Lines of data -
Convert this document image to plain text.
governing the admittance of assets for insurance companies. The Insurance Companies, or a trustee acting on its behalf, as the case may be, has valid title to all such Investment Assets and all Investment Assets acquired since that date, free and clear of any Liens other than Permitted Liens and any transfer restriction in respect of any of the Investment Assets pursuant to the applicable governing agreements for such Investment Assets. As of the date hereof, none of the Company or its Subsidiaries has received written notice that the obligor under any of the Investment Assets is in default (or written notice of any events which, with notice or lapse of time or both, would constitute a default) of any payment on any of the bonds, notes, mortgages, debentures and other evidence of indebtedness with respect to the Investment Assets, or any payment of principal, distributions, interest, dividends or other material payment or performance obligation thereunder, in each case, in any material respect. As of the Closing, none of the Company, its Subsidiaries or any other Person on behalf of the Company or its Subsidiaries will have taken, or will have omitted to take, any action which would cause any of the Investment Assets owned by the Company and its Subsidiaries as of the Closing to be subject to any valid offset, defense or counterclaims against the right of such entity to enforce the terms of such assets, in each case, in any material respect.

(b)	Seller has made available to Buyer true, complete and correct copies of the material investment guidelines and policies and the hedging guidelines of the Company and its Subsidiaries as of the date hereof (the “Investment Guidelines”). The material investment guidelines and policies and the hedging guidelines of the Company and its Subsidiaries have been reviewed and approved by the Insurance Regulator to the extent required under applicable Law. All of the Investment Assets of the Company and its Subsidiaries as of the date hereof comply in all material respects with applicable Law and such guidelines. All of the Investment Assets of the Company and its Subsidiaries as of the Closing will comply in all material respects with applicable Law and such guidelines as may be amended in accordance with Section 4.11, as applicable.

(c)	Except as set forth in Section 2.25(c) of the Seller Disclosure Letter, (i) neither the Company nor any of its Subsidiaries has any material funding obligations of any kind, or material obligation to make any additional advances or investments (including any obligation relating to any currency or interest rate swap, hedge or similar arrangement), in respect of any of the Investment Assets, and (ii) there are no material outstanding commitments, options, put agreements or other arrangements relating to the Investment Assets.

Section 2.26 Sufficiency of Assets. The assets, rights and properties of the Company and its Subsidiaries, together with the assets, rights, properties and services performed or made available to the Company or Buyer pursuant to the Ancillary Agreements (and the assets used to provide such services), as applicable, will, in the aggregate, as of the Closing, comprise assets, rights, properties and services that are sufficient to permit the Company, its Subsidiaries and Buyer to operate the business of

The request -
Show the data once more, exactly as it was written.

Task answer -
Convert this document image to plain text.
governing the admittance of assets for insurance companies. The Insurance Companies, or a trustee acting on its behalf, as the case may be, has valid title to all such Investment Assets and all Investment Assets acquired since that date, free and clear of any Liens other than Permitted Liens and any transfer restriction in respect of any of the Investment Assets pursuant to the applicable governing agreements for such Investment Assets. As of the date hereof, none of the Company or its Subsidiaries has received written notice that the obligor under any of the Investment Assets is in default (or written notice of any events which, with notice or lapse of time or both, would constitute a default) of any payment on any of the bonds, notes, mortgages, debentures and other evidence of indebtedness with respect to the Investment Assets, or any payment of principal, distributions, interest, dividends or other material payment or performance obligation thereunder, in each case, in any material respect. As of the Closing, none of the Company, its Subsidiaries or any other Person on behalf of the Company or its Subsidiaries will have taken, or will have omitted to take, any action which would cause any of the Investment Assets owned by the Company and its Subsidiaries as of the Closing to be subject to any valid offset, defense or counterclaims against the right of such entity to enforce the terms of such assets, in each case, in any material respect.

(b)	Seller has made available to Buyer true, complete and correct copies of the material investment guidelines and policies and the hedging guidelines of the Company and its Subsidiaries as of the date hereof (the “Investment Guidelines”). The material investment guidelines and policies and the hedging guidelines of the Company and its Subsidiaries have been reviewed and approved by the Insurance Regulator to the extent required under applicable Law. All of the Investment Assets of the Company and its Subsidiaries as of the date hereof comply in all material respects with applicable Law and such guidelines. All of the Investment Assets of the Company and its Subsidiaries as of the Closing will comply in all material respects with applicable Law and such guidelines as may be amended in accordance with Section 4.11, as applicable.

(c)	Except as set forth in Section 2.25(c) of the Seller Disclosure Letter, (i) neither the Company nor any of its Subsidiaries has any material funding obligations of any kind, or material obligation to make any additional advances or investments (including any obligation relating to any currency or interest rate swap, hedge or similar arrangement), in respect of any of the Investment Assets, and (ii) there are no material outstanding commitments, options, put agreements or other arrangements relating to the Investment Assets.

Section 2.26 Sufficiency of Assets. The assets, rights and properties of the Company and its Subsidiaries, together with the assets, rights, properties and services performed or made available to the Company or Buyer pursuant to the Ancillary Agreements (and the assets used to provide such services), as applicable, will, in the aggregate, as of the Closing, comprise assets, rights, properties and services that are sufficient to permit the Company, its Subsidiaries and Buyer to operate the business of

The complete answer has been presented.